(Items from a data source)

## BEGIN

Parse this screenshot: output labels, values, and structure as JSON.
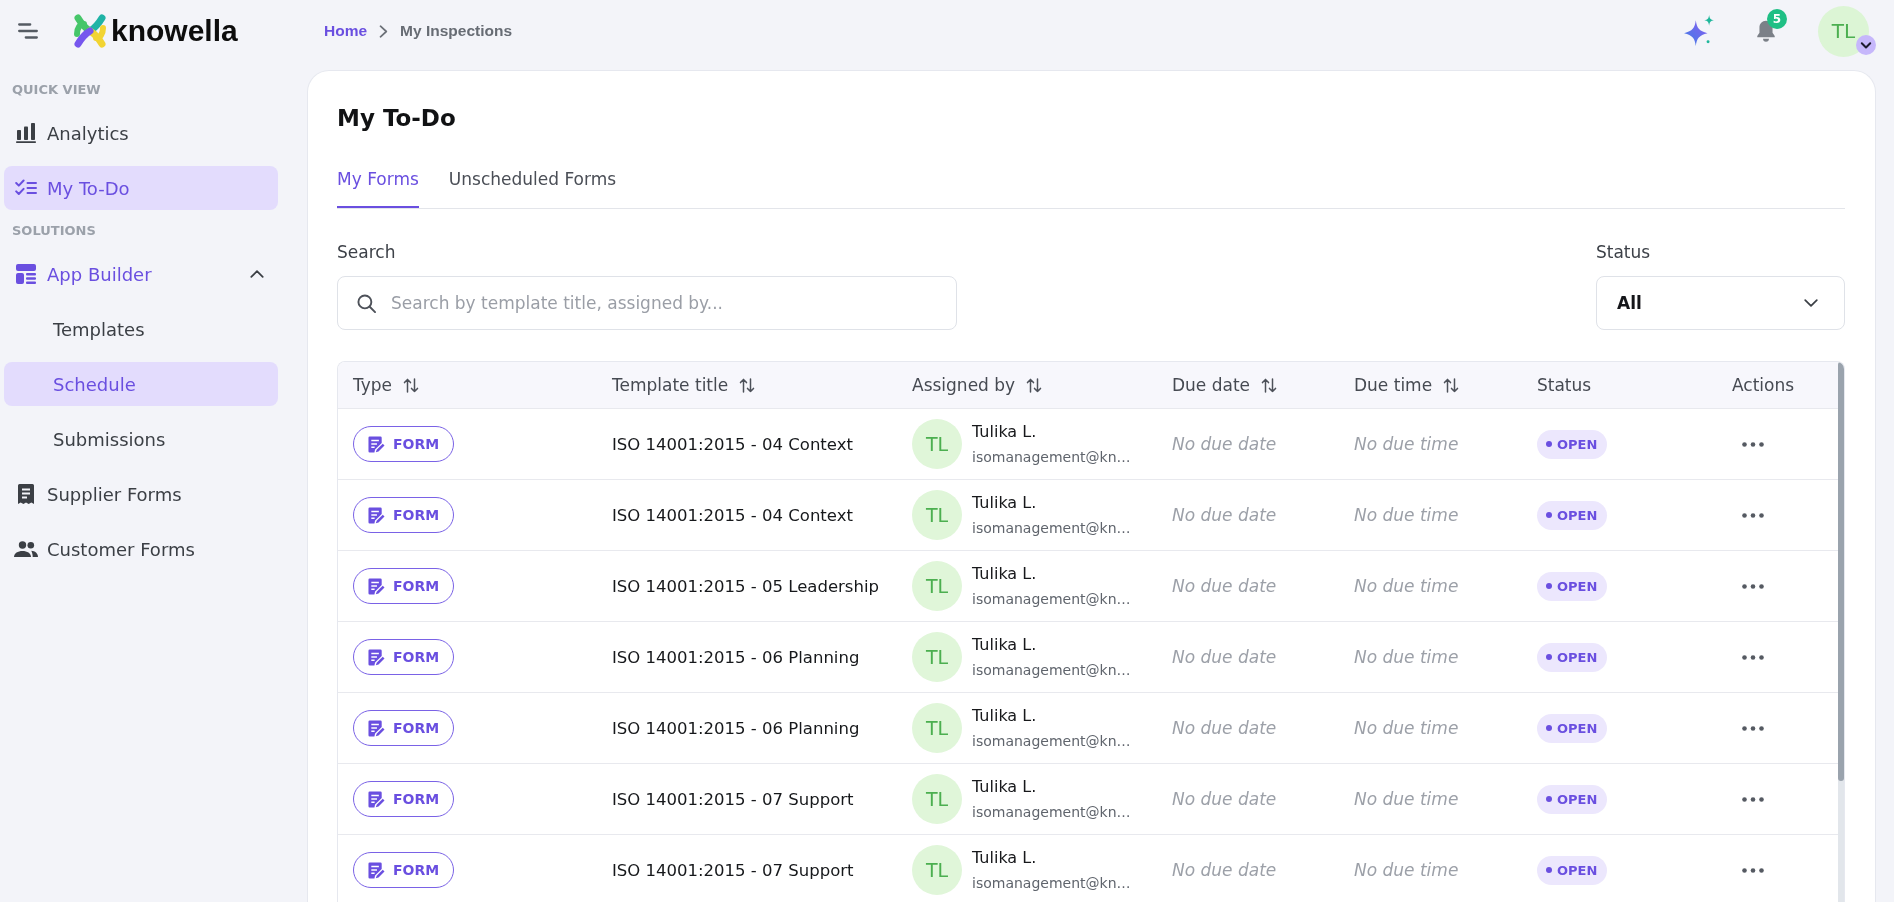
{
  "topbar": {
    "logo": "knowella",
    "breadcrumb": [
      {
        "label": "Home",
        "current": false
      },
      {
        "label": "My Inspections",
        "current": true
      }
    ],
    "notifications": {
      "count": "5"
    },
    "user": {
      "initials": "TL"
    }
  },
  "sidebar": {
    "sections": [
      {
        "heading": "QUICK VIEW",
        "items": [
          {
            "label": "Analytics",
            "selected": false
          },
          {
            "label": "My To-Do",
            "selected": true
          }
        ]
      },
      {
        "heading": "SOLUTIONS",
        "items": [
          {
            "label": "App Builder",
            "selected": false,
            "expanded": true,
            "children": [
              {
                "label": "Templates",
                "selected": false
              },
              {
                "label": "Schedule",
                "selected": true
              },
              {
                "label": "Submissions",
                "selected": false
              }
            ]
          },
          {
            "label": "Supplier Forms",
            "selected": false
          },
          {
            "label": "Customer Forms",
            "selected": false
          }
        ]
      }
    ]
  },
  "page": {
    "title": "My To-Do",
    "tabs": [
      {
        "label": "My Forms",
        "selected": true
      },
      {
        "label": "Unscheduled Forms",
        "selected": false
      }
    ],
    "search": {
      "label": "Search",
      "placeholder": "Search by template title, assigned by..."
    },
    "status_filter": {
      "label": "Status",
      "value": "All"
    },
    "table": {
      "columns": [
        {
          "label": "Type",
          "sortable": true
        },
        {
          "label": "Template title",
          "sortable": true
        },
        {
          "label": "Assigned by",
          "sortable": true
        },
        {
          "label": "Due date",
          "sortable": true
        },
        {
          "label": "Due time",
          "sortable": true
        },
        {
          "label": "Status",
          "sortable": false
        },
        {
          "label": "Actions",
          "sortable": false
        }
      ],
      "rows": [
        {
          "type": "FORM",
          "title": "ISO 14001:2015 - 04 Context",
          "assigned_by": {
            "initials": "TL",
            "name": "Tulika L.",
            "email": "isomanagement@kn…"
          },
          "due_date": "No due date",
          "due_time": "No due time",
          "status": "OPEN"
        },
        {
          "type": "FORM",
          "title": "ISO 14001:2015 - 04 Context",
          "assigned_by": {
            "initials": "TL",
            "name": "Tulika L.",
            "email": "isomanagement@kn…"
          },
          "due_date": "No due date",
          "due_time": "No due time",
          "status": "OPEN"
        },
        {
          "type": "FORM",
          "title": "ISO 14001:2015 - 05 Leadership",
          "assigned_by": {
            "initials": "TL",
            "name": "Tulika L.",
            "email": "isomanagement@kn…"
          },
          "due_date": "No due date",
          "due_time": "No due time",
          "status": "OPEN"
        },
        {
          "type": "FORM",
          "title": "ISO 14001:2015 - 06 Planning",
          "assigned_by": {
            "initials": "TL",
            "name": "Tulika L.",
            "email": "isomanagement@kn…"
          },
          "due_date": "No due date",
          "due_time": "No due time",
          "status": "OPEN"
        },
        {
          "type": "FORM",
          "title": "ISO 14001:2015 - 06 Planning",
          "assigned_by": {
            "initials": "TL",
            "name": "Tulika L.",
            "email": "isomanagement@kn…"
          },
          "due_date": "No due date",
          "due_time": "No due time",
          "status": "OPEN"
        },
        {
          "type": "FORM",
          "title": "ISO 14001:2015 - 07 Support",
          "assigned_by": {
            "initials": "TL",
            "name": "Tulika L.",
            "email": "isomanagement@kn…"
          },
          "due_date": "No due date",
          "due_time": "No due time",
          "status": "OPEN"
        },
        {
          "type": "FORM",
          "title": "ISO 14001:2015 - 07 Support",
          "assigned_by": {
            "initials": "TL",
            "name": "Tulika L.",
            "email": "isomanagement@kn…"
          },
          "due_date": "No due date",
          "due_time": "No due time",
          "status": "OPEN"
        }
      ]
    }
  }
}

## END

*TASK OBJECTIVE*
Pictures in the records above should not be copied. Repeat everything else exactly.

*SOLUTION FOR THIS EXERCISE*
Parse this screenshot: output labels, values, and structure as JSON.
{
  "topbar": {
    "logo": "knowella",
    "breadcrumb": [
      {
        "label": "Home",
        "current": false
      },
      {
        "label": "My Inspections",
        "current": true
      }
    ],
    "notifications": {
      "count": "5"
    },
    "user": {
      "initials": "TL"
    }
  },
  "sidebar": {
    "sections": [
      {
        "heading": "QUICK VIEW",
        "items": [
          {
            "label": "Analytics",
            "selected": false
          },
          {
            "label": "My To-Do",
            "selected": true
          }
        ]
      },
      {
        "heading": "SOLUTIONS",
        "items": [
          {
            "label": "App Builder",
            "selected": false,
            "expanded": true,
            "children": [
              {
                "label": "Templates",
                "selected": false
              },
              {
                "label": "Schedule",
                "selected": true
              },
              {
                "label": "Submissions",
                "selected": false
              }
            ]
          },
          {
            "label": "Supplier Forms",
            "selected": false
          },
          {
            "label": "Customer Forms",
            "selected": false
          }
        ]
      }
    ]
  },
  "page": {
    "title": "My To-Do",
    "tabs": [
      {
        "label": "My Forms",
        "selected": true
      },
      {
        "label": "Unscheduled Forms",
        "selected": false
      }
    ],
    "search": {
      "label": "Search",
      "placeholder": "Search by template title, assigned by..."
    },
    "status_filter": {
      "label": "Status",
      "value": "All"
    },
    "table": {
      "columns": [
        {
          "label": "Type",
          "sortable": true
        },
        {
          "label": "Template title",
          "sortable": true
        },
        {
          "label": "Assigned by",
          "sortable": true
        },
        {
          "label": "Due date",
          "sortable": true
        },
        {
          "label": "Due time",
          "sortable": true
        },
        {
          "label": "Status",
          "sortable": false
        },
        {
          "label": "Actions",
          "sortable": false
        }
      ],
      "rows": [
        {
          "type": "FORM",
          "title": "ISO 14001:2015 - 04 Context",
          "assigned_by": {
            "initials": "TL",
            "name": "Tulika L.",
            "email": "isomanagement@kn…"
          },
          "due_date": "No due date",
          "due_time": "No due time",
          "status": "OPEN"
        },
        {
          "type": "FORM",
          "title": "ISO 14001:2015 - 04 Context",
          "assigned_by": {
            "initials": "TL",
            "name": "Tulika L.",
            "email": "isomanagement@kn…"
          },
          "due_date": "No due date",
          "due_time": "No due time",
          "status": "OPEN"
        },
        {
          "type": "FORM",
          "title": "ISO 14001:2015 - 05 Leadership",
          "assigned_by": {
            "initials": "TL",
            "name": "Tulika L.",
            "email": "isomanagement@kn…"
          },
          "due_date": "No due date",
          "due_time": "No due time",
          "status": "OPEN"
        },
        {
          "type": "FORM",
          "title": "ISO 14001:2015 - 06 Planning",
          "assigned_by": {
            "initials": "TL",
            "name": "Tulika L.",
            "email": "isomanagement@kn…"
          },
          "due_date": "No due date",
          "due_time": "No due time",
          "status": "OPEN"
        },
        {
          "type": "FORM",
          "title": "ISO 14001:2015 - 06 Planning",
          "assigned_by": {
            "initials": "TL",
            "name": "Tulika L.",
            "email": "isomanagement@kn…"
          },
          "due_date": "No due date",
          "due_time": "No due time",
          "status": "OPEN"
        },
        {
          "type": "FORM",
          "title": "ISO 14001:2015 - 07 Support",
          "assigned_by": {
            "initials": "TL",
            "name": "Tulika L.",
            "email": "isomanagement@kn…"
          },
          "due_date": "No due date",
          "due_time": "No due time",
          "status": "OPEN"
        },
        {
          "type": "FORM",
          "title": "ISO 14001:2015 - 07 Support",
          "assigned_by": {
            "initials": "TL",
            "name": "Tulika L.",
            "email": "isomanagement@kn…"
          },
          "due_date": "No due date",
          "due_time": "No due time",
          "status": "OPEN"
        }
      ]
    }
  }
}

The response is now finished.